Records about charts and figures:
◆ ◆ ◆

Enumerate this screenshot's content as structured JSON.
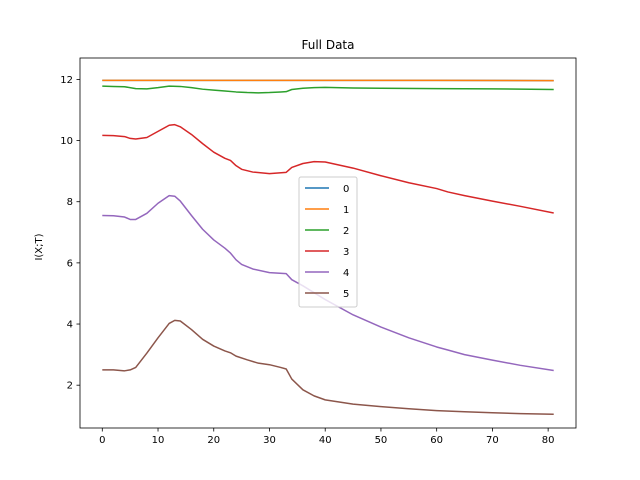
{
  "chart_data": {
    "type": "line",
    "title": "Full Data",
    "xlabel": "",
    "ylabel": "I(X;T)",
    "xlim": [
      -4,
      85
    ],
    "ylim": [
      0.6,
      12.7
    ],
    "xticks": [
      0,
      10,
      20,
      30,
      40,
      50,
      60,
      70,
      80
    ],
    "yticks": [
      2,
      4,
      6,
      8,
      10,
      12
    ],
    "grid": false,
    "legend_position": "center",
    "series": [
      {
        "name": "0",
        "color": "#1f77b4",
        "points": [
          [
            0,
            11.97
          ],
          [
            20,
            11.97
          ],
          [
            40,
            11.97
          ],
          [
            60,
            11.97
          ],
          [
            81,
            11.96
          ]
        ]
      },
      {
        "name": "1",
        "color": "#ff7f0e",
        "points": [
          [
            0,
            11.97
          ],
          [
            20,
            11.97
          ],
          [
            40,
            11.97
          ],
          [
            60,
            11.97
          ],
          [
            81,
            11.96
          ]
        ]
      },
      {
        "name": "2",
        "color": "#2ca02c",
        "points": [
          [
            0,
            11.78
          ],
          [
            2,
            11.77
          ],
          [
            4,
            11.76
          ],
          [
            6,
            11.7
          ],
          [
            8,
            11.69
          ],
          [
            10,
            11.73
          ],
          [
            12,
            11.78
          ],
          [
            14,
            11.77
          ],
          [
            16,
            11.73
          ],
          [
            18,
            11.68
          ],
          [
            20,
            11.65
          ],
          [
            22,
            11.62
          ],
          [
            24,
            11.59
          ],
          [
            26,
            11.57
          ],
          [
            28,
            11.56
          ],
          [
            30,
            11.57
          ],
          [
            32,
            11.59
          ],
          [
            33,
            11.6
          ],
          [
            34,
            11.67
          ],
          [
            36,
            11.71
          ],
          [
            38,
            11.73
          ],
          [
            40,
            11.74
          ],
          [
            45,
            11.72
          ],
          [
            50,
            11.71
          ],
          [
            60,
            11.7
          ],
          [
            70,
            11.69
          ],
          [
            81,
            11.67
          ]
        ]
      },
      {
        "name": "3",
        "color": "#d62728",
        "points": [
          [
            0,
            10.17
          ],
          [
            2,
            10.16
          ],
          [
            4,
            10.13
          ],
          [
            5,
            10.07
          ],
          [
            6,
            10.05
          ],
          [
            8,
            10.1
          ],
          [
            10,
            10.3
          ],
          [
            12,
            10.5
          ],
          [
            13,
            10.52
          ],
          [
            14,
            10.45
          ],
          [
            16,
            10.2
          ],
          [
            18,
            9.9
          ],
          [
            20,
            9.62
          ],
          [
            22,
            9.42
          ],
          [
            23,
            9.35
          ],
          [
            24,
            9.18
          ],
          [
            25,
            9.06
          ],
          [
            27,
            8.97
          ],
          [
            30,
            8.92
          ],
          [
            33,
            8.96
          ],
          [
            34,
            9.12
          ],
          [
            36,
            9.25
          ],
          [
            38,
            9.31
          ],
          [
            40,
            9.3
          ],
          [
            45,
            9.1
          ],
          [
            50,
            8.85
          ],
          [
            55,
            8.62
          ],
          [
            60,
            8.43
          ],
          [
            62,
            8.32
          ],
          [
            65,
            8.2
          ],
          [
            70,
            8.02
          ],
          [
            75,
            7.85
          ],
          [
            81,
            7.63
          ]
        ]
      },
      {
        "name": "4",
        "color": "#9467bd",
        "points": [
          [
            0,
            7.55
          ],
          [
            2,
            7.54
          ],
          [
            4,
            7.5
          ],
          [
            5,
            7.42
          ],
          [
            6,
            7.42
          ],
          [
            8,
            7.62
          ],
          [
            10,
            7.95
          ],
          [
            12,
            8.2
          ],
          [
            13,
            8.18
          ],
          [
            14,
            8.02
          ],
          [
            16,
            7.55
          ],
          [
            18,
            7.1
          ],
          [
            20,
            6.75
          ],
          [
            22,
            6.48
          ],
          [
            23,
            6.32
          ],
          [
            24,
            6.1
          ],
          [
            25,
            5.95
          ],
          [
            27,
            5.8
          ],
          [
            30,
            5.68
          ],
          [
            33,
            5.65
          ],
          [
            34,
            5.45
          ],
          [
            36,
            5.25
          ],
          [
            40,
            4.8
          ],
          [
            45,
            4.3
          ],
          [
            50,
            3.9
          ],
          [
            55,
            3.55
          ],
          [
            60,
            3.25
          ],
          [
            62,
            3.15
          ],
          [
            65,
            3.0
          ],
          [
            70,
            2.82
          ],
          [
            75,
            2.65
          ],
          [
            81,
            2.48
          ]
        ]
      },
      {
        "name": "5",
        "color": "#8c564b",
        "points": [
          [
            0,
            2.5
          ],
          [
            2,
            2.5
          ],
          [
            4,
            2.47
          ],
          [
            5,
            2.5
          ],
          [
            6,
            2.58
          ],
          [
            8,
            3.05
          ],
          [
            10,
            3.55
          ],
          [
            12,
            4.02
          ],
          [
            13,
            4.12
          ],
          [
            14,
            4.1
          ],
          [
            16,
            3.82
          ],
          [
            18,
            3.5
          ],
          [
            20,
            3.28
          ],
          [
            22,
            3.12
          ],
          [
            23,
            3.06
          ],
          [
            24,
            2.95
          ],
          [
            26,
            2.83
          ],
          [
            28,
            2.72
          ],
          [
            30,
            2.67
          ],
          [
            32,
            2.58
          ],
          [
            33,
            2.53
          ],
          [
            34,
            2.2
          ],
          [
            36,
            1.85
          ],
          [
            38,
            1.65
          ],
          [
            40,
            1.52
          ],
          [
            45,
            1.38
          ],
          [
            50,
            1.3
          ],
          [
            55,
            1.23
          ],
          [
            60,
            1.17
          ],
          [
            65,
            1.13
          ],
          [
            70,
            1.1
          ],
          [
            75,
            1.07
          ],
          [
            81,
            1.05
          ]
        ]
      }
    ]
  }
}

◆ ◆ ◆

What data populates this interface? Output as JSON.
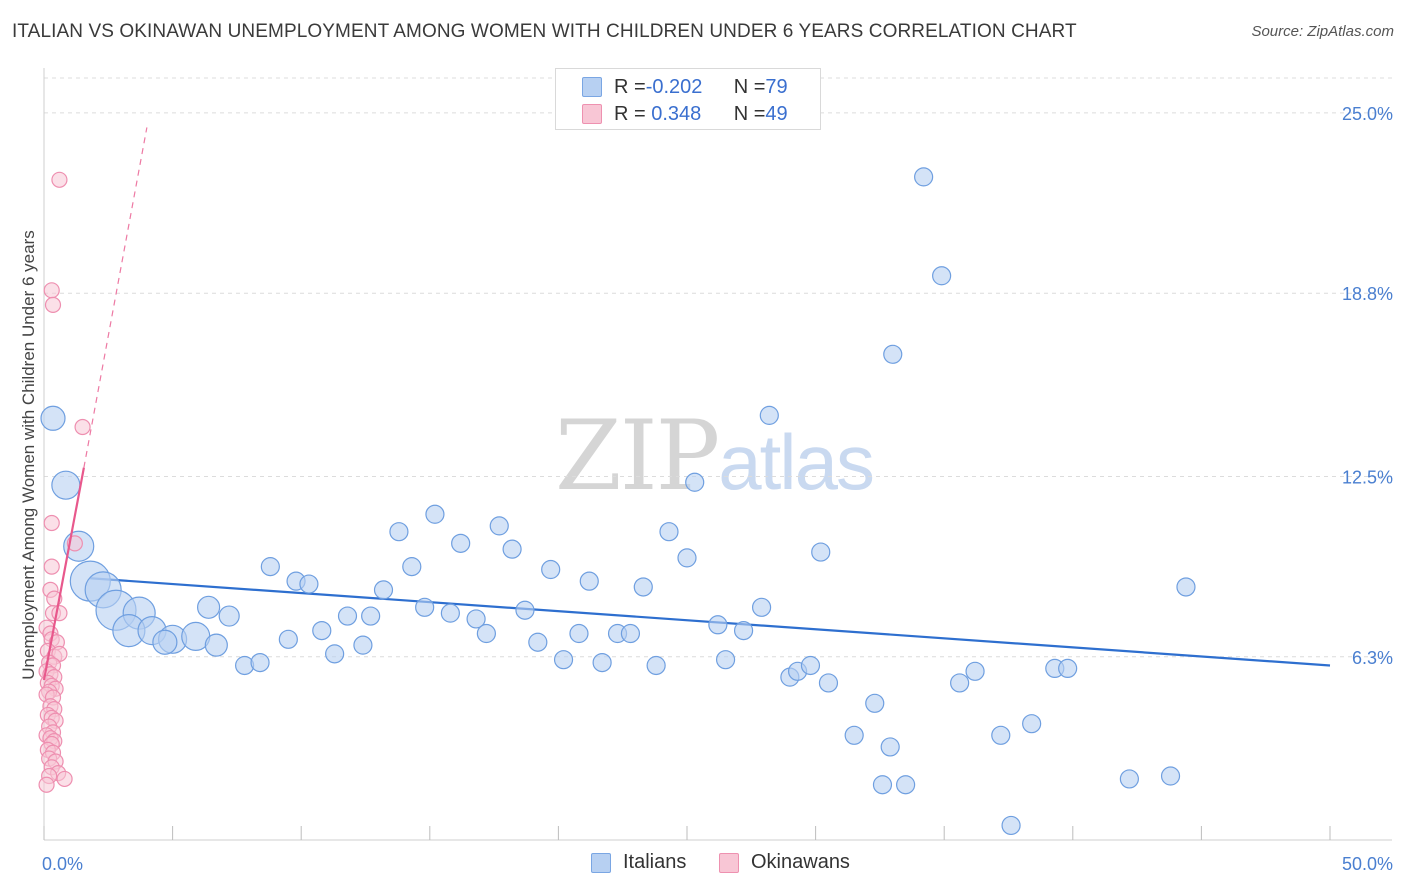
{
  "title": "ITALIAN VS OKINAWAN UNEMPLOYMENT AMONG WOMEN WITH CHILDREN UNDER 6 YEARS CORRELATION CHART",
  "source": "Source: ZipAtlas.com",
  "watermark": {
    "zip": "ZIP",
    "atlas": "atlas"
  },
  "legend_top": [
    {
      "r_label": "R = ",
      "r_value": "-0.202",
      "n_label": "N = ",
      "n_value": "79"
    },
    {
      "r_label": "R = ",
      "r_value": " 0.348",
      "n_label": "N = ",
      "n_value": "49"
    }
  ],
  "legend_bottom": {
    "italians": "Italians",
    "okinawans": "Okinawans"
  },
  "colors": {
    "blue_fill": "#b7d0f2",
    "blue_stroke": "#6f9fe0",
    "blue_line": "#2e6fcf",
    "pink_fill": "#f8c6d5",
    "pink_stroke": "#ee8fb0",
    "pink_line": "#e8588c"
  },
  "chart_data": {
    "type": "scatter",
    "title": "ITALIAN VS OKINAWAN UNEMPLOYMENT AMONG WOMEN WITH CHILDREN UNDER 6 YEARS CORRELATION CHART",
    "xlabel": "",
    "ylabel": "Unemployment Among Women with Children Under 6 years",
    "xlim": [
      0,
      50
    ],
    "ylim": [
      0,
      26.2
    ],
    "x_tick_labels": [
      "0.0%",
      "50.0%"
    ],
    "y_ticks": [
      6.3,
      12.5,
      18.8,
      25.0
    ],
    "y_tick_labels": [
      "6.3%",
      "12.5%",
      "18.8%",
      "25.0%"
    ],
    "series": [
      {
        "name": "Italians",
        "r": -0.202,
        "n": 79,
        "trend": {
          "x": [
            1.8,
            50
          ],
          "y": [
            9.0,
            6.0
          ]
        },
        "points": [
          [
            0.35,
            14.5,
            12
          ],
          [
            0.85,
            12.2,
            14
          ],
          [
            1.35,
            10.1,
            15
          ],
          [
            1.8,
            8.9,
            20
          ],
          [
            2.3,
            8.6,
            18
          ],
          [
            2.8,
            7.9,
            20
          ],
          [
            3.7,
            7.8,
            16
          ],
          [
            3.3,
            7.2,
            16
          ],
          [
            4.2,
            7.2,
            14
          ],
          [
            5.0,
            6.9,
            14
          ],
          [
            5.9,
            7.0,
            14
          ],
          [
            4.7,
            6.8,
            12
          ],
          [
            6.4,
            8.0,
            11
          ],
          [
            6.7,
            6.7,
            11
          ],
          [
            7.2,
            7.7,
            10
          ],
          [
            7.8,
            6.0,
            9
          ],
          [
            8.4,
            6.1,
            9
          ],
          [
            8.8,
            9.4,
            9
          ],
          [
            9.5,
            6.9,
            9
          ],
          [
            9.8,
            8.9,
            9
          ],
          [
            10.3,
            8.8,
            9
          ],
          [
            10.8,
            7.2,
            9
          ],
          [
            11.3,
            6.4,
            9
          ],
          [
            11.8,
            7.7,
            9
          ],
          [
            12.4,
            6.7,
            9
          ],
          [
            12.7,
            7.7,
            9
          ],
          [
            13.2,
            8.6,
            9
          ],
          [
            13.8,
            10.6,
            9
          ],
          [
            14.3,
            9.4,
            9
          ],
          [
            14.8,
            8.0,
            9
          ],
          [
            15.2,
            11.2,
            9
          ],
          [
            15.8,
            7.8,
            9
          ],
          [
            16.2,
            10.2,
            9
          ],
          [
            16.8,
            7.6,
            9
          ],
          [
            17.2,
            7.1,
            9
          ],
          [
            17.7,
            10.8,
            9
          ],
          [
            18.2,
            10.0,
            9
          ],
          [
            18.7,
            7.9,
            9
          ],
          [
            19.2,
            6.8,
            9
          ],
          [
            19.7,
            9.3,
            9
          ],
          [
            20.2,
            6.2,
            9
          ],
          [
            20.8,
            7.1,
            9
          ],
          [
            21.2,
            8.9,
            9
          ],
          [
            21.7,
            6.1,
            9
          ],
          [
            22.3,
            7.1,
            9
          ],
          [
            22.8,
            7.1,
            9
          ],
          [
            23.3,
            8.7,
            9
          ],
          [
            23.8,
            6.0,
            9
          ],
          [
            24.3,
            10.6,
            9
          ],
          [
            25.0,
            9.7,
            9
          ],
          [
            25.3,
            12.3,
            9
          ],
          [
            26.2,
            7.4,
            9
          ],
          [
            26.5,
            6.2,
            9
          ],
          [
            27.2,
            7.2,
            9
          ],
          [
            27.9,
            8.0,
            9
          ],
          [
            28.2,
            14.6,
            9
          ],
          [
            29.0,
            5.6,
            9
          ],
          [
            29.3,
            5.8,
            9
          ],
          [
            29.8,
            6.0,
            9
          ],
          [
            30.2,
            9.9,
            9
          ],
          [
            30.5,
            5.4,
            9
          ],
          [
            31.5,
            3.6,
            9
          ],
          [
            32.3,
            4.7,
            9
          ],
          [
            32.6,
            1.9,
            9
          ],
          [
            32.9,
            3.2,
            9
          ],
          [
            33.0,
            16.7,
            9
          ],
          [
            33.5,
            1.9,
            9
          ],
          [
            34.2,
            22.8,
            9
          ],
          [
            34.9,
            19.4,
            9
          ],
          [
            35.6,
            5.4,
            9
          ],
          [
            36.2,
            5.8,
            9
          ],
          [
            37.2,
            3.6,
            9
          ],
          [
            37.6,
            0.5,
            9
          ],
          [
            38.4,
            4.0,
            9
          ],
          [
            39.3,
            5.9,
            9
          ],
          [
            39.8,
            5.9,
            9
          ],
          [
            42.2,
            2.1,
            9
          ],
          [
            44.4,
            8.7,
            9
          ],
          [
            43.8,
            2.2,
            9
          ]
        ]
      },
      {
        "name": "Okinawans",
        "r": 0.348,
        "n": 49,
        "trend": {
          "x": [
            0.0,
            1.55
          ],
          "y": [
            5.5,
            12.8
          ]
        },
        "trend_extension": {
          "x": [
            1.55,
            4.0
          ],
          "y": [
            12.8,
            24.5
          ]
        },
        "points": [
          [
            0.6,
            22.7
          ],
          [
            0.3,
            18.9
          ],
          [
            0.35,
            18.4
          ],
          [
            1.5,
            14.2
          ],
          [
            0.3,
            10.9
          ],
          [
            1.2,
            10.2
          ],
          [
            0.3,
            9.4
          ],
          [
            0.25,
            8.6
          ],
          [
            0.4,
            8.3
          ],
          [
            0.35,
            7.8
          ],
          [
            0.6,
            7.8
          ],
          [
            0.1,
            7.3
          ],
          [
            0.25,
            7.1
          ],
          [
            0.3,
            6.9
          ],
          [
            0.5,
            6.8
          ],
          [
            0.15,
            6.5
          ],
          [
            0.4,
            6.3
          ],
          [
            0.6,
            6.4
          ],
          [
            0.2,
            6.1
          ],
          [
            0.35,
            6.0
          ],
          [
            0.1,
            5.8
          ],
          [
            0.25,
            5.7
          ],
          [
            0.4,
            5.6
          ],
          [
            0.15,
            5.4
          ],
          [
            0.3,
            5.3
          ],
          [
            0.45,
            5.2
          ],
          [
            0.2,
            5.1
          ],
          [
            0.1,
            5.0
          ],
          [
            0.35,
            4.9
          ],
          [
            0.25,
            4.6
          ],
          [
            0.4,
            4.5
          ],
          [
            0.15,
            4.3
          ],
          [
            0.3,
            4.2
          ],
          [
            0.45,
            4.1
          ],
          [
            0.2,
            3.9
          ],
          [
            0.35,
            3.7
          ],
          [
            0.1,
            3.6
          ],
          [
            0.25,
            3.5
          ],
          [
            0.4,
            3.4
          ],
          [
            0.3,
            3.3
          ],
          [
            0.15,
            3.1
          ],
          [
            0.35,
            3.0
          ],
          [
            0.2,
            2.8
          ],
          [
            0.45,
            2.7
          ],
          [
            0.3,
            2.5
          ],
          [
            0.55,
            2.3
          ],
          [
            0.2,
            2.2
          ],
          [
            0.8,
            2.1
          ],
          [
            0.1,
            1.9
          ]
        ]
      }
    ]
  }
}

◆ ◆ ◆

Where a line contains the string "ylabel", extract that line.

**SOLUTION TO THIS TASK:**
    "ylabel": "I(X;T)",
    "ylabel": "Unemployment Among Women with Children Under 6 years",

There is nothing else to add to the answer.